Prompt A:
Translate this sentence from the text on types of websites into Spanish: "Most forum sites that generate revenue do so through ads."
Prompt B:
Write the next part of the text on types of websites, picking up after its final sentence.

Given text:
Hyperblogs can be considered to be daily-visit content sites (like CNN). Because of that, most hyperblogs make their money off of advertising.
- Brochure sites - Brochure sites describe a business, a person, a place, etc. in much the same way that a paper brochure would. The goal usually is to provide information for customers or potential customers. Brochure sites are often small -- ten to twenty pages. This site for a Houston dentist is a classic example of a brochure site.
The revenue from a brochure site normally comes indirectly. The brochure encourages visitors to use the business being described in the brochure, and when people use the business the business makes money.
- Forum sites - Forum sites are large communities of people who interact with each other in forums. A site like Yehoodi.com is a primarily a forum site. It has thousands of members talking to each other in the forums.
Most forum sites that generate revenue do so through ads. Some forum sites are set up for things like customer support and generate no revenue.
- Database sites - Database sites generate their content using big databases. Any search engine is a database site. Other good examples would be Mapquest.com and Weather.com. All of the maps and weather reports are generated out of gigantic databases. Ebay.com is a database site that generates transactional revenue. Most dating sites are database sites that get their revenue from subscriptions. And so on. Anytime you see a web site that generates its content in response to specific user requests (e.g. - Weather.com shows you the weather for an area after you enter a zip code, Google.com shows you listings after you enter a search string, etc.), it is a database site.

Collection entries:

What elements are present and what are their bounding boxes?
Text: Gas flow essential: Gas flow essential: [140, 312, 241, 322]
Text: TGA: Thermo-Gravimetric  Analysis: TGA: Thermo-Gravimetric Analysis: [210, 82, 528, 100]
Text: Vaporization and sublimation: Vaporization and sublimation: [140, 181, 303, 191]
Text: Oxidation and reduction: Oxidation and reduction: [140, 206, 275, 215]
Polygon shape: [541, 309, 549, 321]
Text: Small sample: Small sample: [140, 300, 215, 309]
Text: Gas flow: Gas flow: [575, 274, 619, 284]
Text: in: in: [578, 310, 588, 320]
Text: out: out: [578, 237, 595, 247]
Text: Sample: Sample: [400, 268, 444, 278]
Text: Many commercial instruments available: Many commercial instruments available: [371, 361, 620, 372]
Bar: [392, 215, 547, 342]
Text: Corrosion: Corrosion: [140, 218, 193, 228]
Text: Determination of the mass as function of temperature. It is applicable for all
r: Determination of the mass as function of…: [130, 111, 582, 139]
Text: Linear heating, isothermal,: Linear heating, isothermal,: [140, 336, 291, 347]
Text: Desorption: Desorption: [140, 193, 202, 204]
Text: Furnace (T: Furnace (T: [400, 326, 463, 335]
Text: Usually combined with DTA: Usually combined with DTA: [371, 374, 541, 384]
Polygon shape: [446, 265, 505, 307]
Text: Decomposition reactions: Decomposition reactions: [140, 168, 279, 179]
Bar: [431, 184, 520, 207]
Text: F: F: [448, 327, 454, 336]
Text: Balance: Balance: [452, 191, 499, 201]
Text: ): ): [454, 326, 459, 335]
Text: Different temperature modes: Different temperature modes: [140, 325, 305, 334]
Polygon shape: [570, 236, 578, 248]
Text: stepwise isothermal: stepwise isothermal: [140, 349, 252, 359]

Written answer A:
La mayoría de los sitios de foros que generan ingresos lo hacen mediante anuncios.

Written answer B:
Creating a database site usually requires some technical expertise in database design/management and web software development. If you have the expertise, a database site can be relatively easy to create (depending on the scope of the project).
Database sites that deliver content, like Mapquest.com and Weather.com, make their money through advertising. Transactional sites like Ebay.com generate revenue from each transaction. Dating sites make money through subscription fees. In other words, revenue models are all over the map for database sites.
Which type of site is the easiest to set up? A blog is normally the easiest. There are a number of sites like Blogger that make it trivial to create a blog. You can set up your own blog in about five minutes, and have your first post live on the Internet within ten. Plus, places like Blogger are completely free.
A brochure site is the next easiest. There are many places on the Web that will let you create a simple brochure site.
After that, probably a small custom content site is the easiest. We will talk about this approach in the weeks to come, and you will find that it can be very easy to set up forums, email addresses, etc. with your own content web site.
As you are going through Alexa looking at the top 500 sites, and as you are thinking about your own site ideas, keep these different kinds of sites in mind. Ask yourself: which type of site would be the best fit for the material that you want to publish? What types of tools and techniques are similar sites using?